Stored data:
-------

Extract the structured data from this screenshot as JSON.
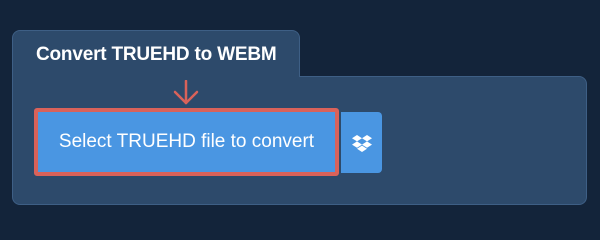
{
  "panel": {
    "title": "Convert TRUEHD to WEBM"
  },
  "actions": {
    "select_label": "Select TRUEHD file to convert",
    "dropbox_icon": "dropbox-icon",
    "pointer_icon": "arrow-down-icon"
  },
  "colors": {
    "background": "#13243a",
    "panel": "#2d4a6b",
    "button": "#4a96e2",
    "highlight": "#d9625a"
  }
}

-------

Exercise goal
Retype each entry precisely. Skip images entirely.

Finished task
Extract the structured data from this screenshot as JSON.
{
  "panel": {
    "title": "Convert TRUEHD to WEBM"
  },
  "actions": {
    "select_label": "Select TRUEHD file to convert",
    "dropbox_icon": "dropbox-icon",
    "pointer_icon": "arrow-down-icon"
  },
  "colors": {
    "background": "#13243a",
    "panel": "#2d4a6b",
    "button": "#4a96e2",
    "highlight": "#d9625a"
  }
}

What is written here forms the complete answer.